— start Material to process —

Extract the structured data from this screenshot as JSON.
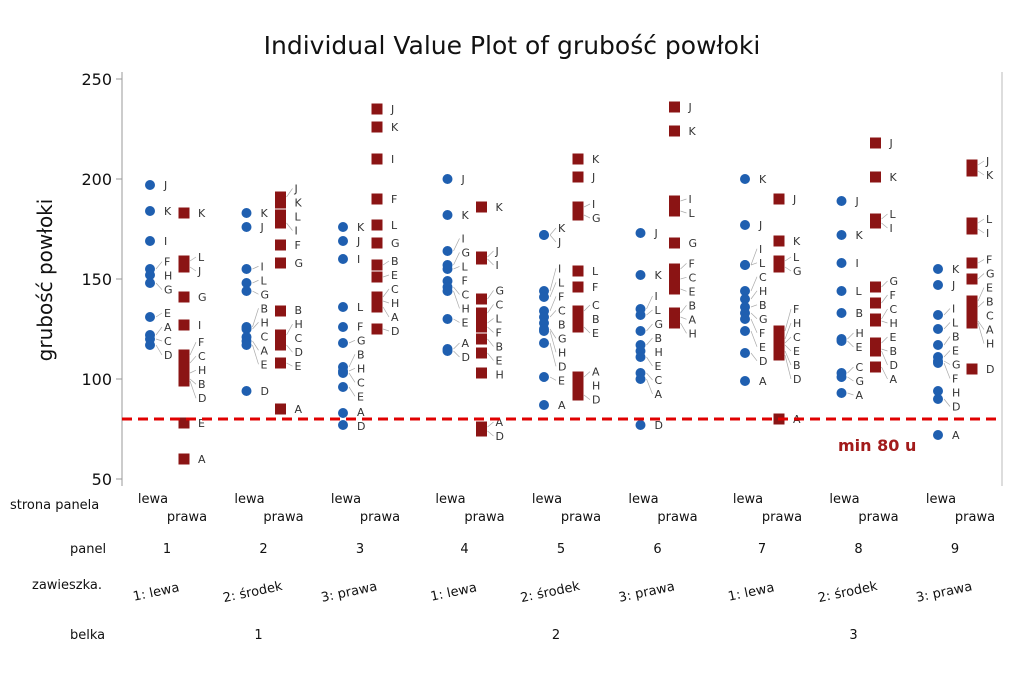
{
  "chart_data": {
    "type": "scatter",
    "title": "Individual Value Plot of grubość powłoki",
    "ylabel": "grubość powłoki",
    "ylim": [
      50,
      250
    ],
    "yticks": [
      50,
      100,
      150,
      200,
      250
    ],
    "reference_line": {
      "value": 80,
      "label": "min 80 u",
      "color": "#e00000"
    },
    "row_labels": {
      "strona": "strona panela",
      "panel": "panel",
      "zawieszka": "zawieszka.",
      "belka": "belka"
    },
    "strona": [
      "lewa",
      "prawa"
    ],
    "colors": {
      "lewa": "#1f5fb0",
      "prawa": "#8b1414"
    },
    "belka": [
      "1",
      "2",
      "3"
    ],
    "panels": [
      {
        "panel": "1",
        "zawieszka": "1: lewa",
        "lewa": [
          [
            "J",
            197
          ],
          [
            "K",
            184
          ],
          [
            "I",
            169
          ],
          [
            "F",
            155
          ],
          [
            "H",
            152
          ],
          [
            "G",
            148
          ],
          [
            "E",
            131
          ],
          [
            "A",
            122
          ],
          [
            "C",
            120
          ],
          [
            "D",
            117
          ]
        ],
        "prawa": [
          [
            "K",
            183
          ],
          [
            "L",
            159
          ],
          [
            "J",
            156
          ],
          [
            "G",
            141
          ],
          [
            "I",
            127
          ],
          [
            "F",
            112
          ],
          [
            "C",
            108
          ],
          [
            "H",
            103
          ],
          [
            "B",
            100
          ],
          [
            "D",
            99
          ],
          [
            "E",
            78
          ],
          [
            "A",
            60
          ]
        ]
      },
      {
        "panel": "2",
        "zawieszka": "2: środek",
        "lewa": [
          [
            "K",
            183
          ],
          [
            "J",
            176
          ],
          [
            "I",
            155
          ],
          [
            "L",
            148
          ],
          [
            "G",
            144
          ],
          [
            "B",
            126
          ],
          [
            "H",
            125
          ],
          [
            "C",
            121
          ],
          [
            "A",
            119
          ],
          [
            "E",
            117
          ],
          [
            "D",
            94
          ]
        ],
        "prawa": [
          [
            "J",
            191
          ],
          [
            "K",
            188
          ],
          [
            "L",
            182
          ],
          [
            "I",
            178
          ],
          [
            "F",
            167
          ],
          [
            "G",
            158
          ],
          [
            "B",
            134
          ],
          [
            "H",
            122
          ],
          [
            "C",
            121
          ],
          [
            "D",
            117
          ],
          [
            "E",
            108
          ],
          [
            "A",
            85
          ]
        ]
      },
      {
        "panel": "3",
        "zawieszka": "3: prawa",
        "lewa": [
          [
            "K",
            176
          ],
          [
            "J",
            169
          ],
          [
            "I",
            160
          ],
          [
            "L",
            136
          ],
          [
            "F",
            126
          ],
          [
            "G",
            118
          ],
          [
            "B",
            106
          ],
          [
            "H",
            104
          ],
          [
            "C",
            103
          ],
          [
            "E",
            96
          ],
          [
            "A",
            83
          ],
          [
            "D",
            77
          ]
        ],
        "prawa": [
          [
            "J",
            235
          ],
          [
            "K",
            226
          ],
          [
            "I",
            210
          ],
          [
            "F",
            190
          ],
          [
            "L",
            177
          ],
          [
            "G",
            168
          ],
          [
            "B",
            157
          ],
          [
            "E",
            151
          ],
          [
            "C",
            141
          ],
          [
            "H",
            139
          ],
          [
            "A",
            136
          ],
          [
            "D",
            125
          ]
        ]
      },
      {
        "panel": "4",
        "zawieszka": "1: lewa",
        "lewa": [
          [
            "J",
            200
          ],
          [
            "K",
            182
          ],
          [
            "I",
            164
          ],
          [
            "G",
            157
          ],
          [
            "L",
            155
          ],
          [
            "F",
            149
          ],
          [
            "C",
            146
          ],
          [
            "H",
            144
          ],
          [
            "E",
            130
          ],
          [
            "A",
            115
          ],
          [
            "D",
            114
          ]
        ],
        "prawa": [
          [
            "K",
            186
          ],
          [
            "J",
            161
          ],
          [
            "I",
            160
          ],
          [
            "G",
            140
          ],
          [
            "C",
            133
          ],
          [
            "L",
            128
          ],
          [
            "F",
            126
          ],
          [
            "B",
            120
          ],
          [
            "E",
            113
          ],
          [
            "H",
            103
          ],
          [
            "A",
            76
          ],
          [
            "D",
            74
          ]
        ]
      },
      {
        "panel": "5",
        "zawieszka": "2: środek",
        "lewa": [
          [
            "K",
            172
          ],
          [
            "J",
            172
          ],
          [
            "I",
            144
          ],
          [
            "L",
            141
          ],
          [
            "F",
            134
          ],
          [
            "C",
            131
          ],
          [
            "B",
            128
          ],
          [
            "G",
            125
          ],
          [
            "H",
            124
          ],
          [
            "D",
            118
          ],
          [
            "E",
            101
          ],
          [
            "A",
            87
          ]
        ],
        "prawa": [
          [
            "K",
            210
          ],
          [
            "J",
            201
          ],
          [
            "I",
            186
          ],
          [
            "G",
            182
          ],
          [
            "L",
            154
          ],
          [
            "F",
            146
          ],
          [
            "C",
            134
          ],
          [
            "B",
            130
          ],
          [
            "E",
            126
          ],
          [
            "A",
            101
          ],
          [
            "H",
            97
          ],
          [
            "D",
            92
          ]
        ]
      },
      {
        "panel": "6",
        "zawieszka": "3: prawa",
        "lewa": [
          [
            "J",
            173
          ],
          [
            "K",
            152
          ],
          [
            "I",
            135
          ],
          [
            "L",
            132
          ],
          [
            "G",
            124
          ],
          [
            "B",
            117
          ],
          [
            "H",
            114
          ],
          [
            "E",
            111
          ],
          [
            "C",
            103
          ],
          [
            "A",
            100
          ],
          [
            "D",
            77
          ]
        ],
        "prawa": [
          [
            "J",
            236
          ],
          [
            "K",
            224
          ],
          [
            "I",
            189
          ],
          [
            "L",
            184
          ],
          [
            "G",
            168
          ],
          [
            "F",
            155
          ],
          [
            "C",
            150
          ],
          [
            "E",
            145
          ],
          [
            "B",
            133
          ],
          [
            "A",
            131
          ],
          [
            "H",
            128
          ]
        ]
      },
      {
        "panel": "7",
        "zawieszka": "1: lewa",
        "lewa": [
          [
            "K",
            200
          ],
          [
            "J",
            177
          ],
          [
            "I",
            157
          ],
          [
            "L",
            157
          ],
          [
            "C",
            144
          ],
          [
            "H",
            140
          ],
          [
            "B",
            136
          ],
          [
            "G",
            133
          ],
          [
            "F",
            130
          ],
          [
            "E",
            124
          ],
          [
            "D",
            113
          ],
          [
            "A",
            99
          ]
        ],
        "prawa": [
          [
            "J",
            190
          ],
          [
            "K",
            169
          ],
          [
            "L",
            159
          ],
          [
            "G",
            156
          ],
          [
            "F",
            124
          ],
          [
            "H",
            120
          ],
          [
            "C",
            118
          ],
          [
            "E",
            117
          ],
          [
            "B",
            114
          ],
          [
            "D",
            112
          ],
          [
            "A",
            80
          ]
        ]
      },
      {
        "panel": "8",
        "zawieszka": "2: środek",
        "lewa": [
          [
            "J",
            189
          ],
          [
            "K",
            172
          ],
          [
            "I",
            158
          ],
          [
            "L",
            144
          ],
          [
            "B",
            133
          ],
          [
            "H",
            120
          ],
          [
            "E",
            119
          ],
          [
            "C",
            103
          ],
          [
            "G",
            101
          ],
          [
            "A",
            93
          ]
        ],
        "prawa": [
          [
            "J",
            218
          ],
          [
            "K",
            201
          ],
          [
            "L",
            180
          ],
          [
            "I",
            178
          ],
          [
            "G",
            146
          ],
          [
            "F",
            138
          ],
          [
            "C",
            130
          ],
          [
            "H",
            129
          ],
          [
            "E",
            118
          ],
          [
            "B",
            115
          ],
          [
            "D",
            114
          ],
          [
            "A",
            106
          ]
        ]
      },
      {
        "panel": "9",
        "zawieszka": "3: prawa",
        "lewa": [
          [
            "K",
            155
          ],
          [
            "J",
            147
          ],
          [
            "I",
            132
          ],
          [
            "L",
            125
          ],
          [
            "B",
            117
          ],
          [
            "E",
            111
          ],
          [
            "G",
            109
          ],
          [
            "F",
            108
          ],
          [
            "H",
            94
          ],
          [
            "D",
            90
          ],
          [
            "A",
            72
          ]
        ],
        "prawa": [
          [
            "J",
            207
          ],
          [
            "K",
            204
          ],
          [
            "L",
            178
          ],
          [
            "I",
            175
          ],
          [
            "F",
            158
          ],
          [
            "G",
            150
          ],
          [
            "E",
            139
          ],
          [
            "B",
            136
          ],
          [
            "C",
            131
          ],
          [
            "A",
            129
          ],
          [
            "H",
            128
          ],
          [
            "D",
            105
          ]
        ]
      }
    ]
  }
}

— end Material to process —

What the exercise asks. Of the lines in the data above, how many contain the word "grubość"? Give only that figure.

Completed task. 2